*Task*.
Return each line holding the string "hand".

--------

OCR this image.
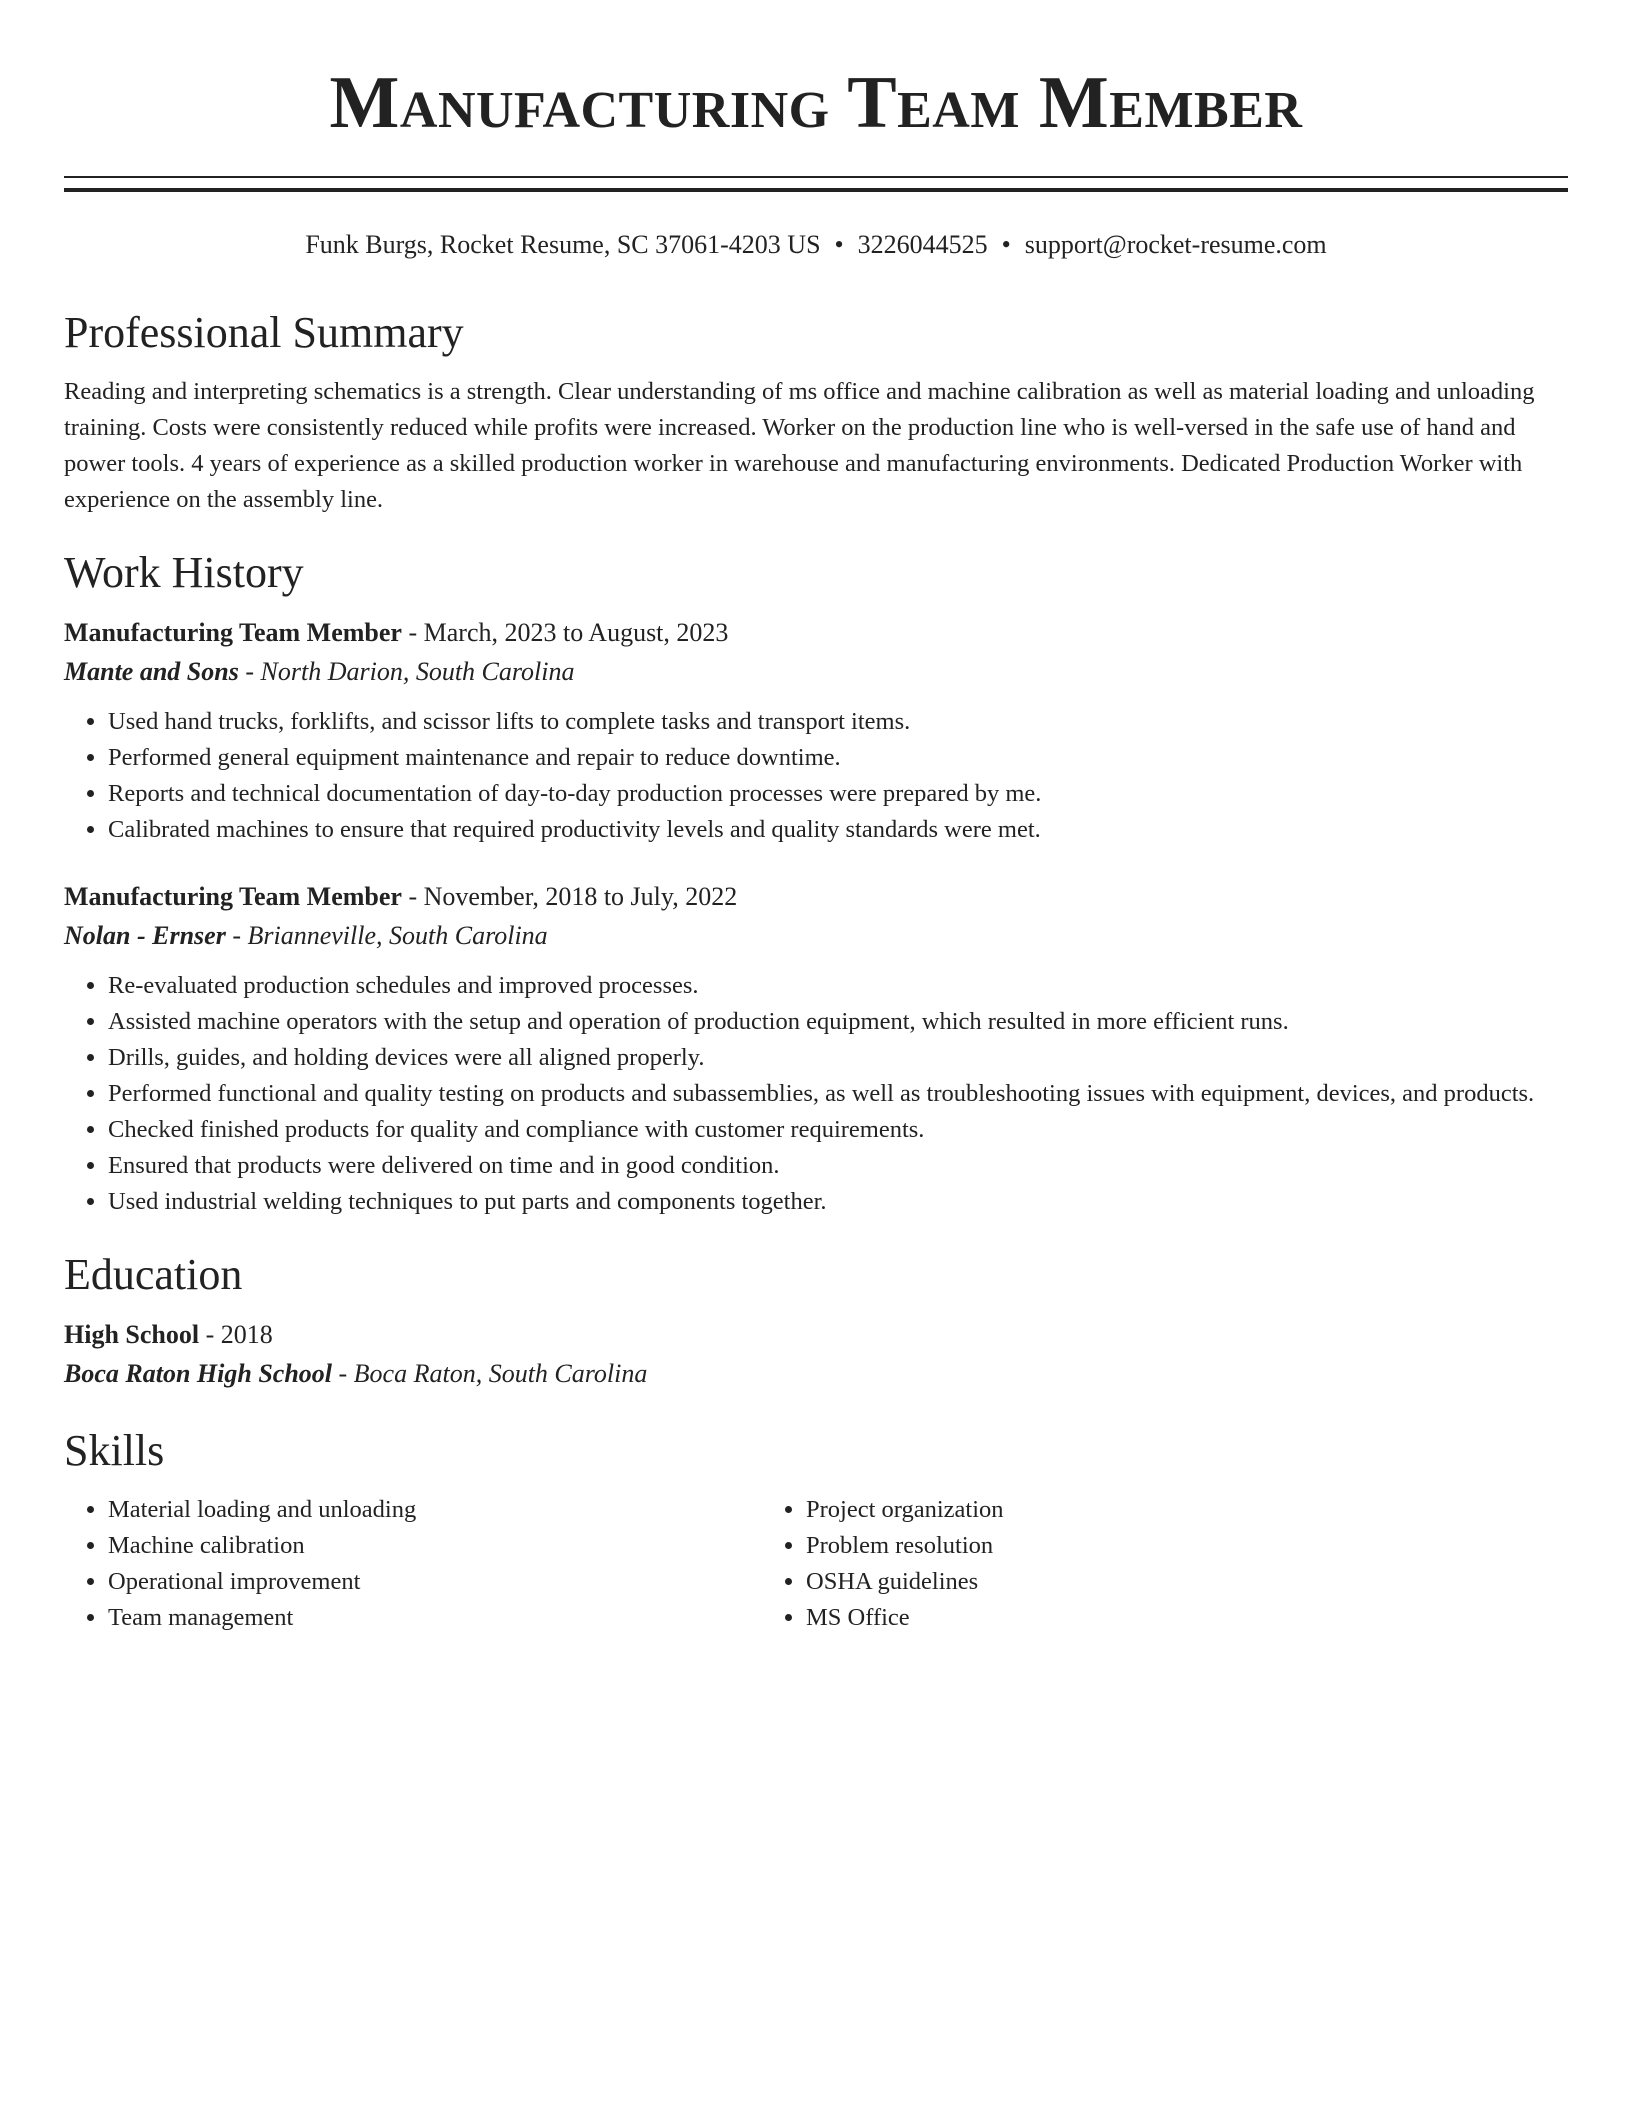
Manufacturing Team Member
Funk Burgs, Rocket Resume, SC 37061-4203 US • 3226044525 • support@rocket-resume.com
Professional Summary
Reading and interpreting schematics is a strength. Clear understanding of ms office and machine calibration as well as material loading and unloading training. Costs were consistently reduced while profits were increased. Worker on the production line who is well-versed in the safe use of hand and power tools. 4 years of experience as a skilled production worker in warehouse and manufacturing environments. Dedicated Production Worker with experience on the assembly line.
Work History
Manufacturing Team Member - March, 2023 to August, 2023
Mante and Sons - North Darion, South Carolina
• Used hand trucks, forklifts, and scissor lifts to complete tasks and transport items.
• Performed general equipment maintenance and repair to reduce downtime.
• Reports and technical documentation of day-to-day production processes were prepared by me.
• Calibrated machines to ensure that required productivity levels and quality standards were met.
Manufacturing Team Member - November, 2018 to July, 2022
Nolan - Ernser - Brianneville, South Carolina
• Re-evaluated production schedules and improved processes.
• Assisted machine operators with the setup and operation of production equipment, which resulted in more efficient runs.
• Drills, guides, and holding devices were all aligned properly.
• Performed functional and quality testing on products and subassemblies, as well as troubleshooting issues with equipment, devices, and products.
• Checked finished products for quality and compliance with customer requirements.
• Ensured that products were delivered on time and in good condition.
• Used industrial welding techniques to put parts and components together.
Education
High School - 2018
Boca Raton High School - Boca Raton, South Carolina
Skills
• Material loading and unloading
• Machine calibration
• Operational improvement
• Team management
• Project organization
• Problem resolution
• OSHA guidelines
• MS Office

--------

*Exercise answer*.
Reading and interpreting schematics is a strength. Clear understanding of ms office and machine calibration as well as material loading and unloading training. Costs were consistently reduced while profits were increased. Worker on the production line who is well-versed in the safe use of hand and power tools. 4 years of experience as a skilled production worker in warehouse and manufacturing environments. Dedicated Production Worker with experience on the assembly line.
• Used hand trucks, forklifts, and scissor lifts to complete tasks and transport items.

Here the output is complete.